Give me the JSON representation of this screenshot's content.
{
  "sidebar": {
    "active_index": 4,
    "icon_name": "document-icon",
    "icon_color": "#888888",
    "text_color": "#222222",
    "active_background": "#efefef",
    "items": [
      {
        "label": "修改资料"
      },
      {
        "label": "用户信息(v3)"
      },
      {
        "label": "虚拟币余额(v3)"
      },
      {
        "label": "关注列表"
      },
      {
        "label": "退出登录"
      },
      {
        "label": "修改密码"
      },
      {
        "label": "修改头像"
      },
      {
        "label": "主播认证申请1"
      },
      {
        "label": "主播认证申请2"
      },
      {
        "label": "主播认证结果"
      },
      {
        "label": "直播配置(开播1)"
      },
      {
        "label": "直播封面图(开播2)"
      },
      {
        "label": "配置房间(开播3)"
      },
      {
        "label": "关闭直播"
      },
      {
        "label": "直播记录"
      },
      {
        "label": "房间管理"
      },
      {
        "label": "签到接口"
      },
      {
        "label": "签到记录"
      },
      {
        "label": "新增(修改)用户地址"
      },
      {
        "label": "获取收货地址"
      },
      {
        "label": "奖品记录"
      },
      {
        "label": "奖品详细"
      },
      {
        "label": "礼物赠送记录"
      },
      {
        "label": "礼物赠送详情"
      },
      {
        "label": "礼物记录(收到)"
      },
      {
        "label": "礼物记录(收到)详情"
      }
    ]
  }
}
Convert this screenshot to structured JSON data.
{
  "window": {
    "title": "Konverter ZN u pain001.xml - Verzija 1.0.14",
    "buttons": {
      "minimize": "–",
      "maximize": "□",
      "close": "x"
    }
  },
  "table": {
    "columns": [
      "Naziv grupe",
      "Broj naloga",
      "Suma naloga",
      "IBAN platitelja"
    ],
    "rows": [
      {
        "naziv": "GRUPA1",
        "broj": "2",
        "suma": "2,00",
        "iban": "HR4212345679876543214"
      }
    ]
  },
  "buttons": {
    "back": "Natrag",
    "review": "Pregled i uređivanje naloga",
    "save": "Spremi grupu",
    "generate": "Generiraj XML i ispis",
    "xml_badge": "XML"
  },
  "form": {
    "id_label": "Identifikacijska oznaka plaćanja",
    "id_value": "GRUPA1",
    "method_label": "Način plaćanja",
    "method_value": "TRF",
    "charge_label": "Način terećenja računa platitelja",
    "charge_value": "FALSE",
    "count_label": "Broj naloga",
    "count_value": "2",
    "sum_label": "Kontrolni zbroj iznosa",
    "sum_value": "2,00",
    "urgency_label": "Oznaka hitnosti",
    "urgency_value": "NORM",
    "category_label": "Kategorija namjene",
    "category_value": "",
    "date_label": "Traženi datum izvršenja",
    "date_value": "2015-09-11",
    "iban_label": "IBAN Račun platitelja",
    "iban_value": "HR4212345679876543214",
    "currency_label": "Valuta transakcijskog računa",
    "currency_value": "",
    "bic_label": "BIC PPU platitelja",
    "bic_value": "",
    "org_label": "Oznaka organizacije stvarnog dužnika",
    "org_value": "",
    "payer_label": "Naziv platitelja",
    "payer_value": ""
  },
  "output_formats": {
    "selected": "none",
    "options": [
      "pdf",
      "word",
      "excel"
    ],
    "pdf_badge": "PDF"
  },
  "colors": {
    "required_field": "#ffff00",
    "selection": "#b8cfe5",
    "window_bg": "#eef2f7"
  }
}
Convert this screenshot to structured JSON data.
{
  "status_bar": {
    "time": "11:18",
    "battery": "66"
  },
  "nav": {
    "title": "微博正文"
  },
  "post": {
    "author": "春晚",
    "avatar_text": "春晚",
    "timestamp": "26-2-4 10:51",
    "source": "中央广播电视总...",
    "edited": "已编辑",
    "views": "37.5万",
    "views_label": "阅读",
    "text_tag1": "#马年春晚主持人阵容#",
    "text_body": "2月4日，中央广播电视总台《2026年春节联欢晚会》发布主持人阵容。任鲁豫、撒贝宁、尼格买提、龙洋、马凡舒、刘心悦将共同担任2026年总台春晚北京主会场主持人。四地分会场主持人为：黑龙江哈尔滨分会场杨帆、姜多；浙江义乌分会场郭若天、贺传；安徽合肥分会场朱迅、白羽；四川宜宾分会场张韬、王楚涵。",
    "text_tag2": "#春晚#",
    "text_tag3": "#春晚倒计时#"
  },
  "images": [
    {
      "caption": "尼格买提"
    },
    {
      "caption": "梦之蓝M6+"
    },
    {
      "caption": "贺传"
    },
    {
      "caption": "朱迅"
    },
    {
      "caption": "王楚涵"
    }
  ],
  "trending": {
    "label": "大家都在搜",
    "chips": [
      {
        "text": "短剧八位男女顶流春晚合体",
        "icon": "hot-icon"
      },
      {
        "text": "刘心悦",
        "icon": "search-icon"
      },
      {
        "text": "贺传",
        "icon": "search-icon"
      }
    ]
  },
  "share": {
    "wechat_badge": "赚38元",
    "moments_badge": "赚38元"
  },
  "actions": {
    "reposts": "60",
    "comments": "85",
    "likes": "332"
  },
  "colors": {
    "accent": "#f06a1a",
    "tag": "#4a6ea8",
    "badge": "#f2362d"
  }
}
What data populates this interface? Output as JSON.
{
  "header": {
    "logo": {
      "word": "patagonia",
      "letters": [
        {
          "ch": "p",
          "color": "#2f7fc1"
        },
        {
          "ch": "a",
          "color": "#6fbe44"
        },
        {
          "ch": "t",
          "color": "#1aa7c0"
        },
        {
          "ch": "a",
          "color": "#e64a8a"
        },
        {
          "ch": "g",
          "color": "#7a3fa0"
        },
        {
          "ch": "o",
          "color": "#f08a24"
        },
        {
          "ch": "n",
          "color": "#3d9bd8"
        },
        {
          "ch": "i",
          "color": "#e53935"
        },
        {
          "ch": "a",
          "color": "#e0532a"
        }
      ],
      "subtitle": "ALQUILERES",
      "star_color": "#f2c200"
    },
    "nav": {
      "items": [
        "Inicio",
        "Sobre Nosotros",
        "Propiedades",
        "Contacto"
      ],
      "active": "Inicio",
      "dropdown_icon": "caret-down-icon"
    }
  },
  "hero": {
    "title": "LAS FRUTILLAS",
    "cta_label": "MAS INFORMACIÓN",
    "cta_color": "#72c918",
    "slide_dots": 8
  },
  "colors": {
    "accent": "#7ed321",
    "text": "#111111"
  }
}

- - - -

All of the material above needs to be retyped word for word.

__Response to the task__:
Give me the JSON representation of this screenshot's content.
{
  "sidebar": {
    "active_index": 4,
    "icon_name": "document-icon",
    "icon_color": "#888888",
    "text_color": "#222222",
    "active_background": "#efefef",
    "items": [
      {
        "label": "修改资料"
      },
      {
        "label": "用户信息(v3)"
      },
      {
        "label": "虚拟币余额(v3)"
      },
      {
        "label": "关注列表"
      },
      {
        "label": "退出登录"
      },
      {
        "label": "修改密码"
      },
      {
        "label": "修改头像"
      },
      {
        "label": "主播认证申请1"
      },
      {
        "label": "主播认证申请2"
      },
      {
        "label": "主播认证结果"
      },
      {
        "label": "直播配置(开播1)"
      },
      {
        "label": "直播封面图(开播2)"
      },
      {
        "label": "配置房间(开播3)"
      },
      {
        "label": "关闭直播"
      },
      {
        "label": "直播记录"
      },
      {
        "label": "房间管理"
      },
      {
        "label": "签到接口"
      },
      {
        "label": "签到记录"
      },
      {
        "label": "新增(修改)用户地址"
      },
      {
        "label": "获取收货地址"
      },
      {
        "label": "奖品记录"
      },
      {
        "label": "奖品详细"
      },
      {
        "label": "礼物赠送记录"
      },
      {
        "label": "礼物赠送详情"
      },
      {
        "label": "礼物记录(收到)"
      },
      {
        "label": "礼物记录(收到)详情"
      }
    ]
  }
}
Convert this screenshot to structured JSON data.
{
  "window": {
    "title": "Konverter ZN u pain001.xml - Verzija 1.0.14",
    "buttons": {
      "minimize": "–",
      "maximize": "□",
      "close": "x"
    }
  },
  "table": {
    "columns": [
      "Naziv grupe",
      "Broj naloga",
      "Suma naloga",
      "IBAN platitelja"
    ],
    "rows": [
      {
        "naziv": "GRUPA1",
        "broj": "2",
        "suma": "2,00",
        "iban": "HR4212345679876543214"
      }
    ]
  },
  "buttons": {
    "back": "Natrag",
    "review": "Pregled i uređivanje naloga",
    "save": "Spremi grupu",
    "generate": "Generiraj XML i ispis",
    "xml_badge": "XML"
  },
  "form": {
    "id_label": "Identifikacijska oznaka plaćanja",
    "id_value": "GRUPA1",
    "method_label": "Način plaćanja",
    "method_value": "TRF",
    "charge_label": "Način terećenja računa platitelja",
    "charge_value": "FALSE",
    "count_label": "Broj naloga",
    "count_value": "2",
    "sum_label": "Kontrolni zbroj iznosa",
    "sum_value": "2,00",
    "urgency_label": "Oznaka hitnosti",
    "urgency_value": "NORM",
    "category_label": "Kategorija namjene",
    "category_value": "",
    "date_label": "Traženi datum izvršenja",
    "date_value": "2015-09-11",
    "iban_label": "IBAN Račun platitelja",
    "iban_value": "HR4212345679876543214",
    "currency_label": "Valuta transakcijskog računa",
    "currency_value": "",
    "bic_label": "BIC PPU platitelja",
    "bic_value": "",
    "org_label": "Oznaka organizacije stvarnog dužnika",
    "org_value": "",
    "payer_label": "Naziv platitelja",
    "payer_value": ""
  },
  "output_formats": {
    "selected": "none",
    "options": [
      "pdf",
      "word",
      "excel"
    ],
    "pdf_badge": "PDF"
  },
  "colors": {
    "required_field": "#ffff00",
    "selection": "#b8cfe5",
    "window_bg": "#eef2f7"
  }
}
Convert this screenshot to structured JSON data.
{
  "status_bar": {
    "time": "11:18",
    "battery": "66"
  },
  "nav": {
    "title": "微博正文"
  },
  "post": {
    "author": "春晚",
    "avatar_text": "春晚",
    "timestamp": "26-2-4 10:51",
    "source": "中央广播电视总...",
    "edited": "已编辑",
    "views": "37.5万",
    "views_label": "阅读",
    "text_tag1": "#马年春晚主持人阵容#",
    "text_body": "2月4日，中央广播电视总台《2026年春节联欢晚会》发布主持人阵容。任鲁豫、撒贝宁、尼格买提、龙洋、马凡舒、刘心悦将共同担任2026年总台春晚北京主会场主持人。四地分会场主持人为：黑龙江哈尔滨分会场杨帆、姜多；浙江义乌分会场郭若天、贺传；安徽合肥分会场朱迅、白羽；四川宜宾分会场张韬、王楚涵。",
    "text_tag2": "#春晚#",
    "text_tag3": "#春晚倒计时#"
  },
  "images": [
    {
      "caption": "尼格买提"
    },
    {
      "caption": "梦之蓝M6+"
    },
    {
      "caption": "贺传"
    },
    {
      "caption": "朱迅"
    },
    {
      "caption": "王楚涵"
    }
  ],
  "trending": {
    "label": "大家都在搜",
    "chips": [
      {
        "text": "短剧八位男女顶流春晚合体",
        "icon": "hot-icon"
      },
      {
        "text": "刘心悦",
        "icon": "search-icon"
      },
      {
        "text": "贺传",
        "icon": "search-icon"
      }
    ]
  },
  "share": {
    "wechat_badge": "赚38元",
    "moments_badge": "赚38元"
  },
  "actions": {
    "reposts": "60",
    "comments": "85",
    "likes": "332"
  },
  "colors": {
    "accent": "#f06a1a",
    "tag": "#4a6ea8",
    "badge": "#f2362d"
  }
}
What data populates this interface? Output as JSON.
{
  "header": {
    "logo": {
      "word": "patagonia",
      "letters": [
        {
          "ch": "p",
          "color": "#2f7fc1"
        },
        {
          "ch": "a",
          "color": "#6fbe44"
        },
        {
          "ch": "t",
          "color": "#1aa7c0"
        },
        {
          "ch": "a",
          "color": "#e64a8a"
        },
        {
          "ch": "g",
          "color": "#7a3fa0"
        },
        {
          "ch": "o",
          "color": "#f08a24"
        },
        {
          "ch": "n",
          "color": "#3d9bd8"
        },
        {
          "ch": "i",
          "color": "#e53935"
        },
        {
          "ch": "a",
          "color": "#e0532a"
        }
      ],
      "subtitle": "ALQUILERES",
      "star_color": "#f2c200"
    },
    "nav": {
      "items": [
        "Inicio",
        "Sobre Nosotros",
        "Propiedades",
        "Contacto"
      ],
      "active": "Inicio",
      "dropdown_icon": "caret-down-icon"
    }
  },
  "hero": {
    "title": "LAS FRUTILLAS",
    "cta_label": "MAS INFORMACIÓN",
    "cta_color": "#72c918",
    "slide_dots": 8
  },
  "colors": {
    "accent": "#7ed321",
    "text": "#111111"
  }
}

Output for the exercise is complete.